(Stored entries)
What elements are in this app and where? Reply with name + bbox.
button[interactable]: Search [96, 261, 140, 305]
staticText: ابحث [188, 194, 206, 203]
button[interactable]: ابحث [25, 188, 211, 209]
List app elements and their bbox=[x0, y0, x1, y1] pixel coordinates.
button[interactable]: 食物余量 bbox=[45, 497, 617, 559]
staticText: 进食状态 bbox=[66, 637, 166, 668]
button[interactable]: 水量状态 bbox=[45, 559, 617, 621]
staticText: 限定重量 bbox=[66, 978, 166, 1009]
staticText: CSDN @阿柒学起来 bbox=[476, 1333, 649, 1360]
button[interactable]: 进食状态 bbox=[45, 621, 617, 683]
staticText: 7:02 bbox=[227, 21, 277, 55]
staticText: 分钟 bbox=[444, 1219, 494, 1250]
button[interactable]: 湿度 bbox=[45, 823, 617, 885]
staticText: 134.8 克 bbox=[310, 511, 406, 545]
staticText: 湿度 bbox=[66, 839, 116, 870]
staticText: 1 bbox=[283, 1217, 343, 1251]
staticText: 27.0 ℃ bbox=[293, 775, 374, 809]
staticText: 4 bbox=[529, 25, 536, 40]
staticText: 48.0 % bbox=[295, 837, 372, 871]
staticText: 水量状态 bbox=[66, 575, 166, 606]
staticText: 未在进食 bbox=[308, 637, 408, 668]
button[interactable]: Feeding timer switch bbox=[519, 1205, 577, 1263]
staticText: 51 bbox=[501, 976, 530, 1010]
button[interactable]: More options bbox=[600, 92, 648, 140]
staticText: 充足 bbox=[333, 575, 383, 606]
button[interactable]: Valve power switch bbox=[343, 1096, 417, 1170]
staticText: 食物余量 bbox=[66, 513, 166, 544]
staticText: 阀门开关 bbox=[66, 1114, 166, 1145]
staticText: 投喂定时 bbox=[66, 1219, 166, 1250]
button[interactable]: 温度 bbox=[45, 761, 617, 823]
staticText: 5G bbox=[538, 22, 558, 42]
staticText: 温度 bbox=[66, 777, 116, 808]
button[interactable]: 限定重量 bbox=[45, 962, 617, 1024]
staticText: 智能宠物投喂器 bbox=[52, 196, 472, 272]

> [CHALLENGE] Write out the entries above again, switching "staticText" to "label" wherever it appears and changing nothing else.

> [COMPLETE RESPONSE]
What elements are in this app and where? Reply with name + bbox.
button[interactable]: Search [96, 261, 140, 305]
label: ابحث [188, 194, 206, 203]
button[interactable]: ابحث [25, 188, 211, 209]
List app elements and their bbox=[x0, y0, x1, y1] pixel coordinates.
button[interactable]: 食物余量 bbox=[45, 497, 617, 559]
label: 进食状态 bbox=[66, 637, 166, 668]
button[interactable]: 水量状态 bbox=[45, 559, 617, 621]
label: 限定重量 bbox=[66, 978, 166, 1009]
label: CSDN @阿柒学起来 bbox=[476, 1333, 649, 1360]
button[interactable]: 进食状态 bbox=[45, 621, 617, 683]
label: 7:02 bbox=[227, 21, 277, 55]
label: 分钟 bbox=[444, 1219, 494, 1250]
button[interactable]: 湿度 bbox=[45, 823, 617, 885]
label: 134.8 克 bbox=[310, 511, 406, 545]
label: 湿度 bbox=[66, 839, 116, 870]
label: 1 bbox=[283, 1217, 343, 1251]
label: 27.0 ℃ bbox=[293, 775, 374, 809]
label: 4 bbox=[529, 25, 536, 40]
label: 48.0 % bbox=[295, 837, 372, 871]
label: 水量状态 bbox=[66, 575, 166, 606]
label: 未在进食 bbox=[308, 637, 408, 668]
button[interactable]: Feeding timer switch bbox=[519, 1205, 577, 1263]
label: 51 bbox=[501, 976, 530, 1010]
button[interactable]: More options bbox=[600, 92, 648, 140]
label: 充足 bbox=[333, 575, 383, 606]
button[interactable]: Valve power switch bbox=[343, 1096, 417, 1170]
label: 食物余量 bbox=[66, 513, 166, 544]
label: 阀门开关 bbox=[66, 1114, 166, 1145]
label: 投喂定时 bbox=[66, 1219, 166, 1250]
button[interactable]: 温度 bbox=[45, 761, 617, 823]
label: 5G bbox=[538, 22, 558, 42]
label: 温度 bbox=[66, 777, 116, 808]
button[interactable]: 限定重量 bbox=[45, 962, 617, 1024]
label: 智能宠物投喂器 bbox=[52, 196, 472, 272]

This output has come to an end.